### [AIM OF THE EXERCISE]
Transcribe the data in full and exactly, omitting any pictures.

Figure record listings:
+++
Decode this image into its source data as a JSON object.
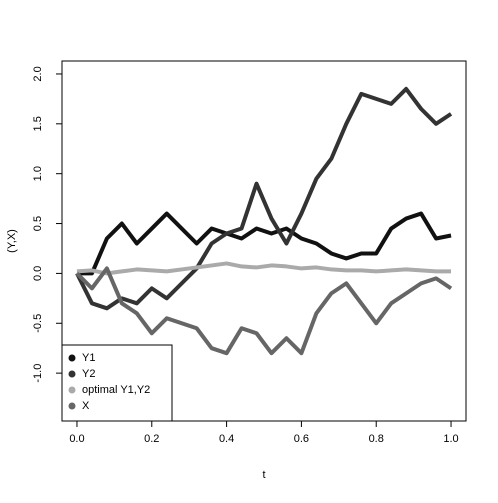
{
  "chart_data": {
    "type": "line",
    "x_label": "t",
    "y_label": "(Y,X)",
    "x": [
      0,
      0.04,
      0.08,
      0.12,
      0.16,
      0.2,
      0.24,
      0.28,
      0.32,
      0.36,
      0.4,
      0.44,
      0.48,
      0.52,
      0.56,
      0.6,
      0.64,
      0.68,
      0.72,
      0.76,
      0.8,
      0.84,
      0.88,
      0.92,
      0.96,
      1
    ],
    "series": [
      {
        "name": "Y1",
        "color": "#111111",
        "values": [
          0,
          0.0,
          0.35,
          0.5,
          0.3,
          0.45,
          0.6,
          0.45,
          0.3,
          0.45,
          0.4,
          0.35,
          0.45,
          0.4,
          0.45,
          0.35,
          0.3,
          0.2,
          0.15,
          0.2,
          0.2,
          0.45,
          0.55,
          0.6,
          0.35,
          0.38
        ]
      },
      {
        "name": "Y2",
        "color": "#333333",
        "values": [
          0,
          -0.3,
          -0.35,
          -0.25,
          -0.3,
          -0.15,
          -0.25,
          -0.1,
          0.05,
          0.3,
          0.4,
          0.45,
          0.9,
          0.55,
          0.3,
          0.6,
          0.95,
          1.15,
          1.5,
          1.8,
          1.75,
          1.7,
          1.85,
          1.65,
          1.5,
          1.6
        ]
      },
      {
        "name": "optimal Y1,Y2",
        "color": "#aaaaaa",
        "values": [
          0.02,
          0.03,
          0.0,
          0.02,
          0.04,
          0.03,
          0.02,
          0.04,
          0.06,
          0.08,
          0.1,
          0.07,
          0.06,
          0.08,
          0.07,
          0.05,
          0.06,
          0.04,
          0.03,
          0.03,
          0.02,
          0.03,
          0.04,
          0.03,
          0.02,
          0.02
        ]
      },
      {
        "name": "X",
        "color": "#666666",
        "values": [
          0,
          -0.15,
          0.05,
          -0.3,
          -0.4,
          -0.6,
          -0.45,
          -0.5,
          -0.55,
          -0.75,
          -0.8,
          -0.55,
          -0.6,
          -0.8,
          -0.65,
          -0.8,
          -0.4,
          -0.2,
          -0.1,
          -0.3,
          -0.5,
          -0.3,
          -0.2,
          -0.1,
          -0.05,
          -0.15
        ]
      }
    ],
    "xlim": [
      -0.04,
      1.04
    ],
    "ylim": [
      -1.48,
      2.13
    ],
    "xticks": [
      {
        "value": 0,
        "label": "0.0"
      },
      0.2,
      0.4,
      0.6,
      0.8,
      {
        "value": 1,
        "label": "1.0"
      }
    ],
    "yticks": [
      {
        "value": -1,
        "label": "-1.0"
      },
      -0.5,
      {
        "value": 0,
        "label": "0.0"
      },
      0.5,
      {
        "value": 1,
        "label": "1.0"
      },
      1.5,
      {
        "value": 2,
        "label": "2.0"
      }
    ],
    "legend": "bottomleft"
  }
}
+++
### [REPLY]
Decode this image into its source data as a JSON object.
{
  "chart_data": {
    "type": "line",
    "x_label": "t",
    "y_label": "(Y,X)",
    "x": [
      0,
      0.04,
      0.08,
      0.12,
      0.16,
      0.2,
      0.24,
      0.28,
      0.32,
      0.36,
      0.4,
      0.44,
      0.48,
      0.52,
      0.56,
      0.6,
      0.64,
      0.68,
      0.72,
      0.76,
      0.8,
      0.84,
      0.88,
      0.92,
      0.96,
      1
    ],
    "series": [
      {
        "name": "Y1",
        "color": "#111111",
        "values": [
          0,
          0.0,
          0.35,
          0.5,
          0.3,
          0.45,
          0.6,
          0.45,
          0.3,
          0.45,
          0.4,
          0.35,
          0.45,
          0.4,
          0.45,
          0.35,
          0.3,
          0.2,
          0.15,
          0.2,
          0.2,
          0.45,
          0.55,
          0.6,
          0.35,
          0.38
        ]
      },
      {
        "name": "Y2",
        "color": "#333333",
        "values": [
          0,
          -0.3,
          -0.35,
          -0.25,
          -0.3,
          -0.15,
          -0.25,
          -0.1,
          0.05,
          0.3,
          0.4,
          0.45,
          0.9,
          0.55,
          0.3,
          0.6,
          0.95,
          1.15,
          1.5,
          1.8,
          1.75,
          1.7,
          1.85,
          1.65,
          1.5,
          1.6
        ]
      },
      {
        "name": "optimal Y1,Y2",
        "color": "#aaaaaa",
        "values": [
          0.02,
          0.03,
          0.0,
          0.02,
          0.04,
          0.03,
          0.02,
          0.04,
          0.06,
          0.08,
          0.1,
          0.07,
          0.06,
          0.08,
          0.07,
          0.05,
          0.06,
          0.04,
          0.03,
          0.03,
          0.02,
          0.03,
          0.04,
          0.03,
          0.02,
          0.02
        ]
      },
      {
        "name": "X",
        "color": "#666666",
        "values": [
          0,
          -0.15,
          0.05,
          -0.3,
          -0.4,
          -0.6,
          -0.45,
          -0.5,
          -0.55,
          -0.75,
          -0.8,
          -0.55,
          -0.6,
          -0.8,
          -0.65,
          -0.8,
          -0.4,
          -0.2,
          -0.1,
          -0.3,
          -0.5,
          -0.3,
          -0.2,
          -0.1,
          -0.05,
          -0.15
        ]
      }
    ],
    "xlim": [
      -0.04,
      1.04
    ],
    "ylim": [
      -1.48,
      2.13
    ],
    "xticks": [
      {
        "value": 0,
        "label": "0.0"
      },
      0.2,
      0.4,
      0.6,
      0.8,
      {
        "value": 1,
        "label": "1.0"
      }
    ],
    "yticks": [
      {
        "value": -1,
        "label": "-1.0"
      },
      -0.5,
      {
        "value": 0,
        "label": "0.0"
      },
      0.5,
      {
        "value": 1,
        "label": "1.0"
      },
      1.5,
      {
        "value": 2,
        "label": "2.0"
      }
    ],
    "legend": "bottomleft"
  }
}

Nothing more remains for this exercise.